--- start of Supplied data ---
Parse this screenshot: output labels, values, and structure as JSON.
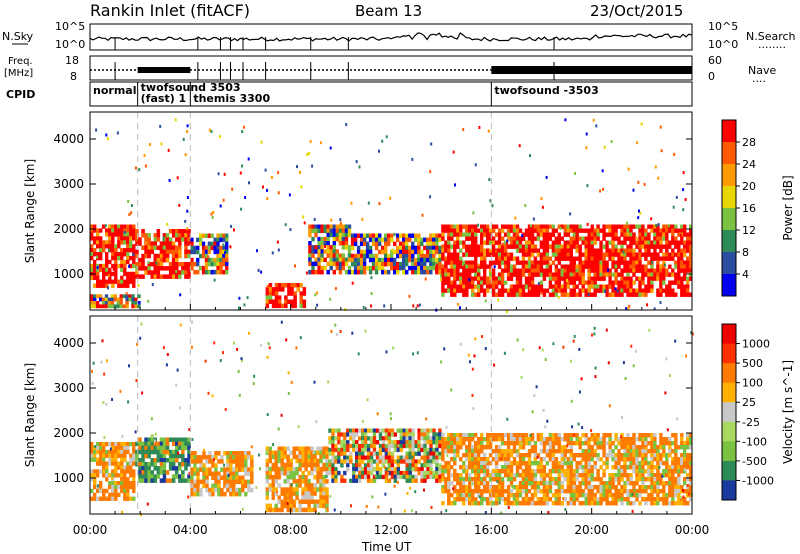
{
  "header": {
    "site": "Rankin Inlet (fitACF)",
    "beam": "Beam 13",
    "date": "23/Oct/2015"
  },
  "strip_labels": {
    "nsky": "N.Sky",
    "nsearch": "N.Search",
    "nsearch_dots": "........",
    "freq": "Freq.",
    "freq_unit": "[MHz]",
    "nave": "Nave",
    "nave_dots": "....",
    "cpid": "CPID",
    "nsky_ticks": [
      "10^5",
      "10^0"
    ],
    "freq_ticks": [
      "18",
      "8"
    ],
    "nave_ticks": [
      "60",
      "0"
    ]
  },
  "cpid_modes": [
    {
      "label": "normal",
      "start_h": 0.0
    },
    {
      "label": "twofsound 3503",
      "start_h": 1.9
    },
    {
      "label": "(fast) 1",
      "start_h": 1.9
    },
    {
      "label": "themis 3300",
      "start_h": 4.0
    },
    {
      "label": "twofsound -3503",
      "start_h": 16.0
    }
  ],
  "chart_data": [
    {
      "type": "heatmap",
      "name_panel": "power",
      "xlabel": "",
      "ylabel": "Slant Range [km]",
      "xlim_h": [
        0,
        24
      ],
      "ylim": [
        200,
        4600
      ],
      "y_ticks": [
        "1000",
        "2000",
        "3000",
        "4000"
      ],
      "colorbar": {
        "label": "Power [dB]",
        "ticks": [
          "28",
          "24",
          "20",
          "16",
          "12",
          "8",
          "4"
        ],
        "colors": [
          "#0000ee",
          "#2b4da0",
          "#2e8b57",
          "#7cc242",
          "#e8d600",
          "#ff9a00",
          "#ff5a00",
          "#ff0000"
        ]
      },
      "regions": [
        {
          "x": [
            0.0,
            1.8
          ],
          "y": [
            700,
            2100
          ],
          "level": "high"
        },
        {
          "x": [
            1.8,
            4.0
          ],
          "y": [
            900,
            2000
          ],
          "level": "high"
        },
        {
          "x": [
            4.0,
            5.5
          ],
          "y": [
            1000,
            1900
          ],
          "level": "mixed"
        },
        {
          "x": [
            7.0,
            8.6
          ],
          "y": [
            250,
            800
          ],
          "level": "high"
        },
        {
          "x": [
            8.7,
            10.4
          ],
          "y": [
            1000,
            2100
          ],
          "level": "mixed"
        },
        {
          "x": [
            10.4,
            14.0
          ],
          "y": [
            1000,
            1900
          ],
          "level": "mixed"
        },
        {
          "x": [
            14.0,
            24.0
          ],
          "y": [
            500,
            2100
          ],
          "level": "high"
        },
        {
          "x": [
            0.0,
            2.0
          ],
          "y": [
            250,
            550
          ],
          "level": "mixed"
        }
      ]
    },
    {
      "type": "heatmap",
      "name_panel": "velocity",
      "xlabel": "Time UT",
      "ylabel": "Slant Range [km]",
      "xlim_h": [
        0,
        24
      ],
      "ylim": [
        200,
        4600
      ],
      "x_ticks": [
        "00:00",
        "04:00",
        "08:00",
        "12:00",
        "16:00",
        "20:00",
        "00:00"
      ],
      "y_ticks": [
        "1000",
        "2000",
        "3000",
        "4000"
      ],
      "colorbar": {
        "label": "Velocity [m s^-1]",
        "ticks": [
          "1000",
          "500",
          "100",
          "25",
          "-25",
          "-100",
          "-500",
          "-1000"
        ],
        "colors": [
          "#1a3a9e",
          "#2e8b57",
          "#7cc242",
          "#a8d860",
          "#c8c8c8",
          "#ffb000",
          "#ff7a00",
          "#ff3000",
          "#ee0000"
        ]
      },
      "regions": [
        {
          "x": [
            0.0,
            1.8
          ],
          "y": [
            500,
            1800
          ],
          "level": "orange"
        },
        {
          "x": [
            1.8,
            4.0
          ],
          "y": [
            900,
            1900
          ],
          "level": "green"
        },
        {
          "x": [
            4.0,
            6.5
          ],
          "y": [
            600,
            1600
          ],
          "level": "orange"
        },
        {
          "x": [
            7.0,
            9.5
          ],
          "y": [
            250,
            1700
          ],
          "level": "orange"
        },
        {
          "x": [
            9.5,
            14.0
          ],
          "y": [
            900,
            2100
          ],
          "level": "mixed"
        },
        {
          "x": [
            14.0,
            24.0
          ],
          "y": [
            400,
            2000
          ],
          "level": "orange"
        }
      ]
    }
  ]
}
--- end of Supplied data ---
--- start of Supplied data ---
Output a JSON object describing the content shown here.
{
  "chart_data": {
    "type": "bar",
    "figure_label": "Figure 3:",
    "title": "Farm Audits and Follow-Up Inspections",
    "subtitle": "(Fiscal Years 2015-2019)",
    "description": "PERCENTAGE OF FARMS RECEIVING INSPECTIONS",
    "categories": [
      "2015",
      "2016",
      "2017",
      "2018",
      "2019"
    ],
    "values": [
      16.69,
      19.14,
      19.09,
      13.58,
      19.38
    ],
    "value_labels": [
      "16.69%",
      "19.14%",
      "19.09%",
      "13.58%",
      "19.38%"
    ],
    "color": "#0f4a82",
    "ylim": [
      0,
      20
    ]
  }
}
--- end of Supplied data ---
Task brief =>
Which lines of the data above contain "values"? Copy each one.

Expected answer =>
Parse this screenshot: output labels, values, and structure as JSON.
    "values": [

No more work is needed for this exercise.